> [DIRECTIVE]
Could you repeat, word for word, every line from the one containing "Read out every word on this page." through the final line of the records below, and nothing else?

> [LISTING]
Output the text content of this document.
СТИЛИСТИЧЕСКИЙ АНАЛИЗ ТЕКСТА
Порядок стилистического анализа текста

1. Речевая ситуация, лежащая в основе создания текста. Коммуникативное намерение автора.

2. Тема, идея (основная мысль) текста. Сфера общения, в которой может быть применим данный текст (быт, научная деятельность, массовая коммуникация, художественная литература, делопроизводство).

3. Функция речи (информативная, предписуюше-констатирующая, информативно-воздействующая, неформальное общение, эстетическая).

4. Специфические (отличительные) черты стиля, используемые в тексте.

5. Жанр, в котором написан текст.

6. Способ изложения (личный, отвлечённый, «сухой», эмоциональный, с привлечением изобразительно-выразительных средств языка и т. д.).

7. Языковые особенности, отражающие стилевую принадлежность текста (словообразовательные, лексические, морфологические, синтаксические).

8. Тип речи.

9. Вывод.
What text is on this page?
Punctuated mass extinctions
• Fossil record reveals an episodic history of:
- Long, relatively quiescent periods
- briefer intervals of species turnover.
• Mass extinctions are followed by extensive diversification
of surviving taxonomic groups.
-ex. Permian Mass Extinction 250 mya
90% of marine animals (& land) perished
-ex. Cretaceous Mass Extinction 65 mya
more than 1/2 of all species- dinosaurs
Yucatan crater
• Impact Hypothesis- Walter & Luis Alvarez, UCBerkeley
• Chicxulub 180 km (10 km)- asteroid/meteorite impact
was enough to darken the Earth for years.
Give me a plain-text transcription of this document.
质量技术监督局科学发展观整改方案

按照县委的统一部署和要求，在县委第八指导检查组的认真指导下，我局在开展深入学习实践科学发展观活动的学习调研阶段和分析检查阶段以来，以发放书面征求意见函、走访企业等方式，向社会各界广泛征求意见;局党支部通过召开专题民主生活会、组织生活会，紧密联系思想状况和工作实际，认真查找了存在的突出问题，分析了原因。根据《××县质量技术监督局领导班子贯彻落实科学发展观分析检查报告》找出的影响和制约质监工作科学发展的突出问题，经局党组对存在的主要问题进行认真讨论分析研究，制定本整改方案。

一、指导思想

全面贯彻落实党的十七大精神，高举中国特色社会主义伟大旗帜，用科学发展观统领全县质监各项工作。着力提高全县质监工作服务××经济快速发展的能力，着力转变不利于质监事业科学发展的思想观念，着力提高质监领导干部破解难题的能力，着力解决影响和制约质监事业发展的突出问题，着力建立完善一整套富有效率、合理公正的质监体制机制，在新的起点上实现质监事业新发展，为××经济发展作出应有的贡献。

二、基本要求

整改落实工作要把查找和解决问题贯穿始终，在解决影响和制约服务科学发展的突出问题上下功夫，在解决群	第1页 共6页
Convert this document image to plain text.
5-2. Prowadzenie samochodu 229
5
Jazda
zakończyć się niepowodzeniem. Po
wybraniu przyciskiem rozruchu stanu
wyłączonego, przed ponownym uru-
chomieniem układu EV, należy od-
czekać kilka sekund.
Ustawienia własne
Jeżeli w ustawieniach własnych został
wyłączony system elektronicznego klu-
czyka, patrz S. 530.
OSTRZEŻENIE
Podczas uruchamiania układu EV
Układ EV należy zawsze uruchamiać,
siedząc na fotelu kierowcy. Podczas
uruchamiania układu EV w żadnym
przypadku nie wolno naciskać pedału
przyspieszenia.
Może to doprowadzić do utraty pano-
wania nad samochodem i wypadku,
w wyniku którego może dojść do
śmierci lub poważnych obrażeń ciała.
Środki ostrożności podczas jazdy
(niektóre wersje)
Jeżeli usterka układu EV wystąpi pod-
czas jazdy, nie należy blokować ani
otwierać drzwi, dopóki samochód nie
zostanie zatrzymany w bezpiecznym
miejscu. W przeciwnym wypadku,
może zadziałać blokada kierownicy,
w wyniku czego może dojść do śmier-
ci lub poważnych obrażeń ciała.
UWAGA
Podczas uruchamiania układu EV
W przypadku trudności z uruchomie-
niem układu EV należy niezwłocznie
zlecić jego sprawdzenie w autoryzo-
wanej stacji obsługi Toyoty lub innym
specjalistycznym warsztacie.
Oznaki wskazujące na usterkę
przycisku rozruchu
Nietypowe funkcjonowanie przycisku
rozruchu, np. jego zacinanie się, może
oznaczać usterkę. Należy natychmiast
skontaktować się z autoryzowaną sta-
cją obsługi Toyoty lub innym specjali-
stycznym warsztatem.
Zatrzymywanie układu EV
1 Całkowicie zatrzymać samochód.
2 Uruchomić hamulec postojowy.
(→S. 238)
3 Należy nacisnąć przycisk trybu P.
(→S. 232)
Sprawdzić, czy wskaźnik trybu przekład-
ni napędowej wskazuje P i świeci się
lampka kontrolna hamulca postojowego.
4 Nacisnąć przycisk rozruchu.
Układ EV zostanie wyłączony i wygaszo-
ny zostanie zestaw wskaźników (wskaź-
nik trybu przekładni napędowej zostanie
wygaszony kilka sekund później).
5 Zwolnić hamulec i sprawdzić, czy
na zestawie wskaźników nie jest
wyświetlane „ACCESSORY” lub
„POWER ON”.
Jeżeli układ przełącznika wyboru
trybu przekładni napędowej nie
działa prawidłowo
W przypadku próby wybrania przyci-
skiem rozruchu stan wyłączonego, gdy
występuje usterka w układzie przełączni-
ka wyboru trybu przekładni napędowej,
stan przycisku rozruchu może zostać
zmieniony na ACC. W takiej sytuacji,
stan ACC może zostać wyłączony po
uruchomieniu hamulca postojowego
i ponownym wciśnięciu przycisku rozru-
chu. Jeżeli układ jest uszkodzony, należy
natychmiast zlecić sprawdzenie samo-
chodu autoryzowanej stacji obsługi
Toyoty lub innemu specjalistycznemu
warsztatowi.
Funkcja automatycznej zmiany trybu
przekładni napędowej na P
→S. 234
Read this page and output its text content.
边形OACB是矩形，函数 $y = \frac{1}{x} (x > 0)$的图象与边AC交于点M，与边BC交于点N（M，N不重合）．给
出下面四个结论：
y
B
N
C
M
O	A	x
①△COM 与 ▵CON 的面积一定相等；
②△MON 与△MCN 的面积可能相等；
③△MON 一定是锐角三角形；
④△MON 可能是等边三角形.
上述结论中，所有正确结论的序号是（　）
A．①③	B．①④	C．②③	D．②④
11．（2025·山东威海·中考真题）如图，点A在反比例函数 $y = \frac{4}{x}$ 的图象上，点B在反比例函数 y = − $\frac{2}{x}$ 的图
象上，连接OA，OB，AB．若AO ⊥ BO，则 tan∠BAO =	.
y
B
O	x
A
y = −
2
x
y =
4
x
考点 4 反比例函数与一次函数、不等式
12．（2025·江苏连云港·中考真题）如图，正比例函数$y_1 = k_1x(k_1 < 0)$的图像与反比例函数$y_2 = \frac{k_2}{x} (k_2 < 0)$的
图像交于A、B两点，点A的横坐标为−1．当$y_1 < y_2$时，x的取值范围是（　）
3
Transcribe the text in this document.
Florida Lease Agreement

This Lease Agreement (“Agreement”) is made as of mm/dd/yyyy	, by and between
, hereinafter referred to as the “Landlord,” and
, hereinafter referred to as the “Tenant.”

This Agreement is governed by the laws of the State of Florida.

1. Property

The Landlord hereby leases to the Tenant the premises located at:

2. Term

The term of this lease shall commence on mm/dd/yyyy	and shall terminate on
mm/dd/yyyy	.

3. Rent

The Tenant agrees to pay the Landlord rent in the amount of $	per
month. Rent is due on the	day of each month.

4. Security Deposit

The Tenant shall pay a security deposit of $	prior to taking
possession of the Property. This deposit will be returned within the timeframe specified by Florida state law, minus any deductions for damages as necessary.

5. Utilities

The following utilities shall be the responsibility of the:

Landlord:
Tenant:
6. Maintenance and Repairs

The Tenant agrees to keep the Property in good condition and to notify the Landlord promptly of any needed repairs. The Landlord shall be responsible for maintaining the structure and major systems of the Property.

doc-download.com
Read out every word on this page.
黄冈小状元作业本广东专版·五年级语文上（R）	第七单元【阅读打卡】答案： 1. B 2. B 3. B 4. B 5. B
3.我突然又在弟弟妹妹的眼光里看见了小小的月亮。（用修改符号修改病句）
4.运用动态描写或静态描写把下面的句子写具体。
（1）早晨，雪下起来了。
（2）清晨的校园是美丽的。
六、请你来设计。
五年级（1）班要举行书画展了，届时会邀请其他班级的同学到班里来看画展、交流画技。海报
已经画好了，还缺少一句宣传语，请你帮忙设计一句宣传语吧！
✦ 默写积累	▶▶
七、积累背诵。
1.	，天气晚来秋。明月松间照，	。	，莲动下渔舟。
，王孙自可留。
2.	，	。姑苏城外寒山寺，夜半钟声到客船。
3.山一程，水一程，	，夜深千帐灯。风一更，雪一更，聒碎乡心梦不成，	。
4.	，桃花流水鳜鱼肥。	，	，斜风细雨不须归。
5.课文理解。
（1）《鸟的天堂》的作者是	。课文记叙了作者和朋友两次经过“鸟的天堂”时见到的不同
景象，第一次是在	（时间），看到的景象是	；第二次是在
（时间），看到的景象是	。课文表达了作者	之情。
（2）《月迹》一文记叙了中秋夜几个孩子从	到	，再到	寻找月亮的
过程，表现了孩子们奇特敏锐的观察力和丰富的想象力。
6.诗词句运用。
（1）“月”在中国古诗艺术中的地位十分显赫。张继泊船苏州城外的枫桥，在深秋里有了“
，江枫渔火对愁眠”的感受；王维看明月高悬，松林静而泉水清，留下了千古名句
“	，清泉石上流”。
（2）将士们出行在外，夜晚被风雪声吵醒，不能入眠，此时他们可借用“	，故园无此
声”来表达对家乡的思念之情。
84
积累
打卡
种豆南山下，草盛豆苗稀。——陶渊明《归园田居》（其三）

> [RESPONSE BELOW]
Read out every word on this page.
黄冈小状元作业本广东专版·五年级语文上（R）	第七单元【阅读打卡】答案： 1. B 2. B 3. B 4. B 5. B
3.我突然又在弟弟妹妹的眼光里看见了小小的月亮。（用修改符号修改病句）
4.运用动态描写或静态描写把下面的句子写具体。
（1）早晨，雪下起来了。
（2）清晨的校园是美丽的。
六、请你来设计。
五年级（1）班要举行书画展了，届时会邀请其他班级的同学到班里来看画展、交流画技。海报
已经画好了，还缺少一句宣传语，请你帮忙设计一句宣传语吧！
✦ 默写积累	▶▶
七、积累背诵。
1.	，天气晚来秋。明月松间照，	。	，莲动下渔舟。
，王孙自可留。
2.	，	。姑苏城外寒山寺，夜半钟声到客船。
3.山一程，水一程，	，夜深千帐灯。风一更，雪一更，聒碎乡心梦不成，	。
4.	，桃花流水鳜鱼肥。	，	，斜风细雨不须归。
5.课文理解。
（1）《鸟的天堂》的作者是	。课文记叙了作者和朋友两次经过“鸟的天堂”时见到的不同
景象，第一次是在	（时间），看到的景象是	；第二次是在
（时间），看到的景象是	。课文表达了作者	之情。
（2）《月迹》一文记叙了中秋夜几个孩子从	到	，再到	寻找月亮的
过程，表现了孩子们奇特敏锐的观察力和丰富的想象力。
6.诗词句运用。
（1）“月”在中国古诗艺术中的地位十分显赫。张继泊船苏州城外的枫桥，在深秋里有了“
，江枫渔火对愁眠”的感受；王维看明月高悬，松林静而泉水清，留下了千古名句
“	，清泉石上流”。
（2）将士们出行在外，夜晚被风雪声吵醒，不能入眠，此时他们可借用“	，故园无此
声”来表达对家乡的思念之情。
84
积累
打卡
种豆南山下，草盛豆苗稀。——陶渊明《归园田居》（其三）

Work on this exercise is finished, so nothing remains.